--- Start Task input ---
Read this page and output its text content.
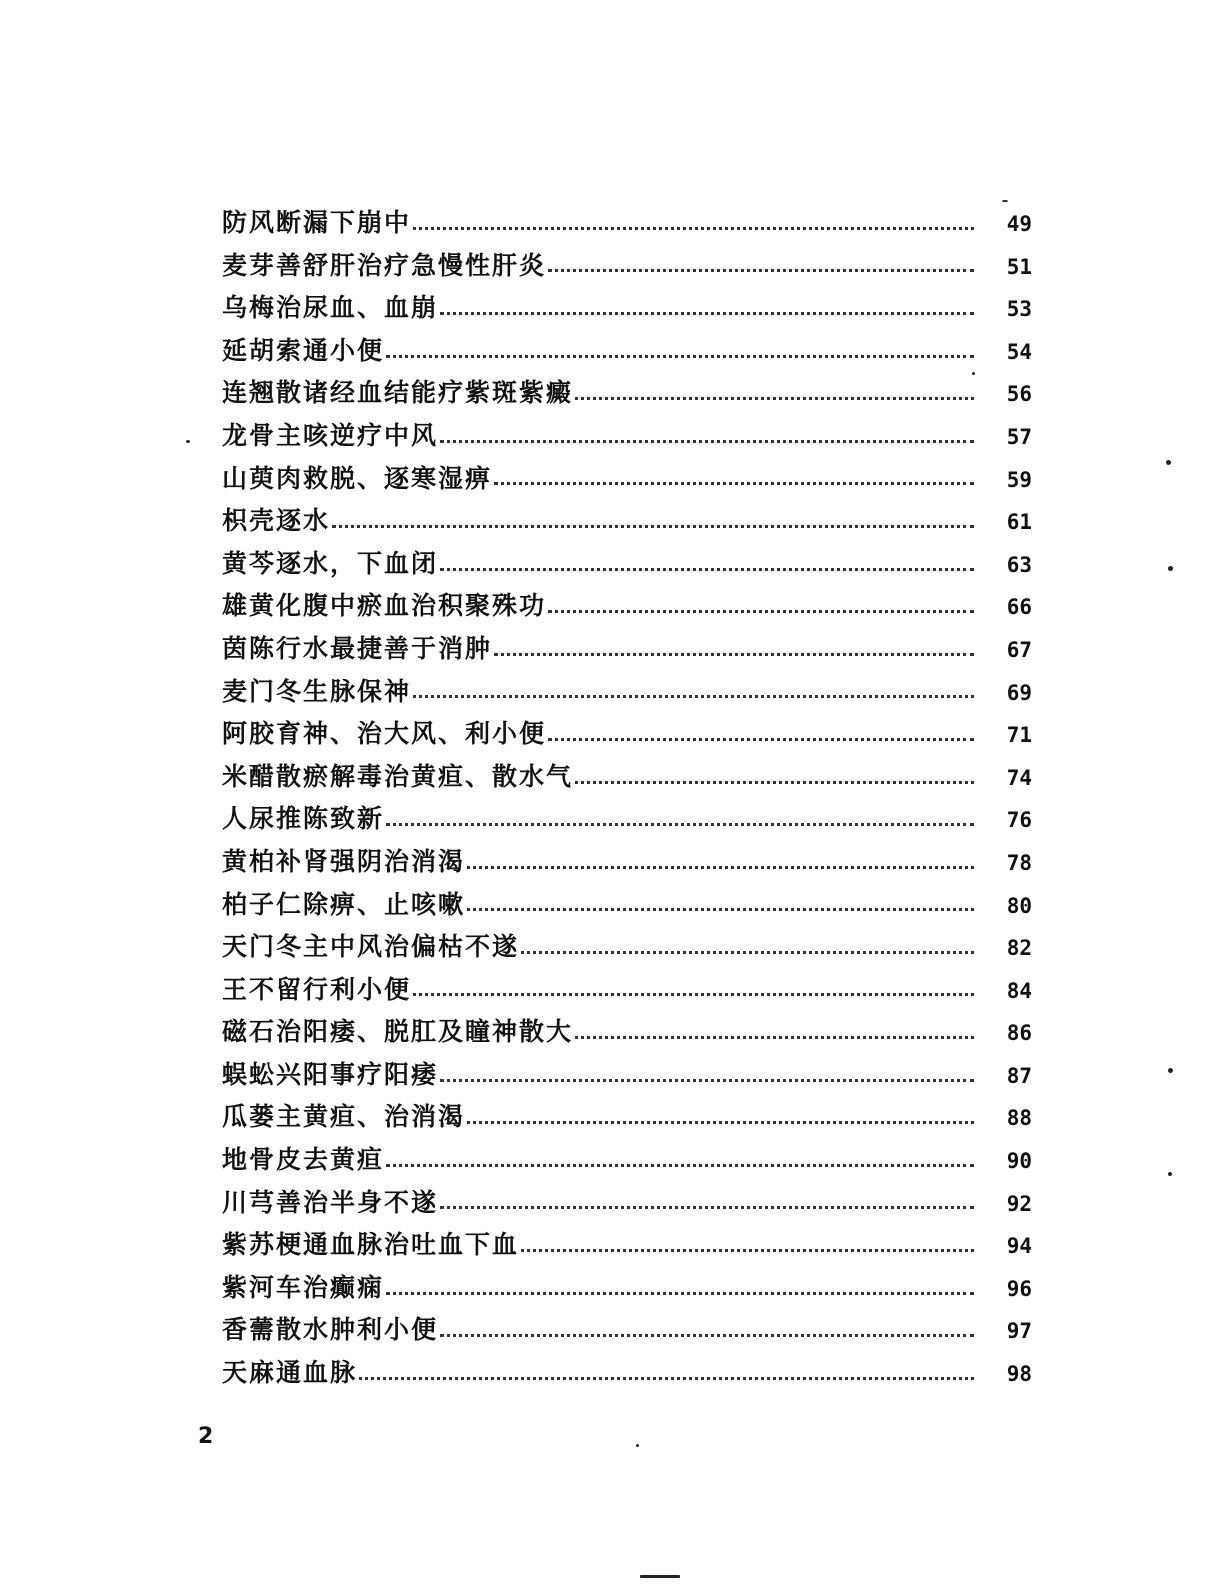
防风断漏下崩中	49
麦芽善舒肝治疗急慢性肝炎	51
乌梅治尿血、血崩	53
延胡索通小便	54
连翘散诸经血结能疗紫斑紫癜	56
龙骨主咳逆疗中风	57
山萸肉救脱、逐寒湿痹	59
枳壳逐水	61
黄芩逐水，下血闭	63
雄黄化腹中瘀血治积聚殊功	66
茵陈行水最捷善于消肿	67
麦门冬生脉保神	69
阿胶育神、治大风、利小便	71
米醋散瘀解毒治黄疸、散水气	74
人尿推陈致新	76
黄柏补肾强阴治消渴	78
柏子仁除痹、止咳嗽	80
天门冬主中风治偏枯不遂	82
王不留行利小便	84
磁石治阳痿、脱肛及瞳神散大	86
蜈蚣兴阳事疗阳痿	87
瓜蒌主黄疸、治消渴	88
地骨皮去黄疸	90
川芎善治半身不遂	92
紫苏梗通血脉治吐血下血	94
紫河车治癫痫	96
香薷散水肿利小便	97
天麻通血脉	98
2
--- End Task input ---
▶ Given problem:
Copy every line of the data exactly as written, excluding the pictures.

▶ Task output:
Read this page and output its text content.
防风断漏下崩中	49
麦芽善舒肝治疗急慢性肝炎	51
乌梅治尿血、血崩	53
延胡索通小便	54
连翘散诸经血结能疗紫斑紫癜	56
龙骨主咳逆疗中风	57
山萸肉救脱、逐寒湿痹	59
枳壳逐水	61
黄芩逐水，下血闭	63
雄黄化腹中瘀血治积聚殊功	66
茵陈行水最捷善于消肿	67
麦门冬生脉保神	69
阿胶育神、治大风、利小便	71
米醋散瘀解毒治黄疸、散水气	74
人尿推陈致新	76
黄柏补肾强阴治消渴	78
柏子仁除痹、止咳嗽	80
天门冬主中风治偏枯不遂	82
王不留行利小便	84
磁石治阳痿、脱肛及瞳神散大	86
蜈蚣兴阳事疗阳痿	87
瓜蒌主黄疸、治消渴	88
地骨皮去黄疸	90
川芎善治半身不遂	92
紫苏梗通血脉治吐血下血	94
紫河车治癫痫	96
香薷散水肿利小便	97
天麻通血脉	98
2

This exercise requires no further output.